=== Records supplied ===

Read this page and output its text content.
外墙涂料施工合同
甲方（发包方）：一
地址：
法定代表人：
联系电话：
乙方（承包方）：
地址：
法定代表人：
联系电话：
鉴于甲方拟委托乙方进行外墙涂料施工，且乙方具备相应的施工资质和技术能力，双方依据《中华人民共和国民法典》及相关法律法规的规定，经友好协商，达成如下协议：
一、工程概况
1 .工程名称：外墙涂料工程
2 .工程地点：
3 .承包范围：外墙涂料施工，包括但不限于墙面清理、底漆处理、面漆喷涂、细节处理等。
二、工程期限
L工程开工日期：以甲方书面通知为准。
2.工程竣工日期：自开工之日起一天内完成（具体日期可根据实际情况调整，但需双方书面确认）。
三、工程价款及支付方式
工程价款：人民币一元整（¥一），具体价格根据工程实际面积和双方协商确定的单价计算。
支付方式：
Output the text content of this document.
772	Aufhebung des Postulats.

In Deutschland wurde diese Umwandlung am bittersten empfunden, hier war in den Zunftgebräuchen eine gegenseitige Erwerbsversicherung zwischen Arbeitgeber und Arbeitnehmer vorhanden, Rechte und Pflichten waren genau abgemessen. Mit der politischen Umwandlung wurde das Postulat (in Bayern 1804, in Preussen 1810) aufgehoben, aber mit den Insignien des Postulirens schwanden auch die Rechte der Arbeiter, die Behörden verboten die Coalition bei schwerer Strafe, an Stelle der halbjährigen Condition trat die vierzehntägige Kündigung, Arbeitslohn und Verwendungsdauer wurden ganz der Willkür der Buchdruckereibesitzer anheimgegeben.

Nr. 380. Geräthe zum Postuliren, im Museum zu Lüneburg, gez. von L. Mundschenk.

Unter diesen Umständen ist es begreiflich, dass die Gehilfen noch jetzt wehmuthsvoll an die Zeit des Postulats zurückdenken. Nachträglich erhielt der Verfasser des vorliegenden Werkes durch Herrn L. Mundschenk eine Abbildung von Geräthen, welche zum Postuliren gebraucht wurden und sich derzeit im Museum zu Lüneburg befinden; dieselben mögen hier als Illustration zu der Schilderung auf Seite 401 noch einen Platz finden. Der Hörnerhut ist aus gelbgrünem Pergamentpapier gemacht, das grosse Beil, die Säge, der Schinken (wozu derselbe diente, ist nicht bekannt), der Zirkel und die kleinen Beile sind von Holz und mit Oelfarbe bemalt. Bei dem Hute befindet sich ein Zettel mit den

===

== Objective ==
Transcribe the entire listing above precisely.

== Exercise answer ==
Read this page and output its text content.
外墙涂料施工合同
甲方（发包方）：一
地址：
法定代表人：
联系电话：
乙方（承包方）：
地址：
法定代表人：
联系电话：
鉴于甲方拟委托乙方进行外墙涂料施工，且乙方具备相应的施工资质和技术能力，双方依据《中华人民共和国民法典》及相关法律法规的规定，经友好协商，达成如下协议：
一、工程概况
1 .工程名称：外墙涂料工程
2 .工程地点：
3 .承包范围：外墙涂料施工，包括但不限于墙面清理、底漆处理、面漆喷涂、细节处理等。
二、工程期限
L工程开工日期：以甲方书面通知为准。
2.工程竣工日期：自开工之日起一天内完成（具体日期可根据实际情况调整，但需双方书面确认）。
三、工程价款及支付方式
工程价款：人民币一元整（¥一），具体价格根据工程实际面积和双方协商确定的单价计算。
支付方式：
Output the text content of this document.
772	Aufhebung des Postulats.

In Deutschland wurde diese Umwandlung am bittersten empfunden, hier war in den Zunftgebräuchen eine gegenseitige Erwerbsversicherung zwischen Arbeitgeber und Arbeitnehmer vorhanden, Rechte und Pflichten waren genau abgemessen. Mit der politischen Umwandlung wurde das Postulat (in Bayern 1804, in Preussen 1810) aufgehoben, aber mit den Insignien des Postulirens schwanden auch die Rechte der Arbeiter, die Behörden verboten die Coalition bei schwerer Strafe, an Stelle der halbjährigen Condition trat die vierzehntägige Kündigung, Arbeitslohn und Verwendungsdauer wurden ganz der Willkür der Buchdruckereibesitzer anheimgegeben.

Nr. 380. Geräthe zum Postuliren, im Museum zu Lüneburg, gez. von L. Mundschenk.

Unter diesen Umständen ist es begreiflich, dass die Gehilfen noch jetzt wehmuthsvoll an die Zeit des Postulats zurückdenken. Nachträglich erhielt der Verfasser des vorliegenden Werkes durch Herrn L. Mundschenk eine Abbildung von Geräthen, welche zum Postuliren gebraucht wurden und sich derzeit im Museum zu Lüneburg befinden; dieselben mögen hier als Illustration zu der Schilderung auf Seite 401 noch einen Platz finden. Der Hörnerhut ist aus gelbgrünem Pergamentpapier gemacht, das grosse Beil, die Säge, der Schinken (wozu derselbe diente, ist nicht bekannt), der Zirkel und die kleinen Beile sind von Holz und mit Oelfarbe bemalt. Bei dem Hute befindet sich ein Zettel mit den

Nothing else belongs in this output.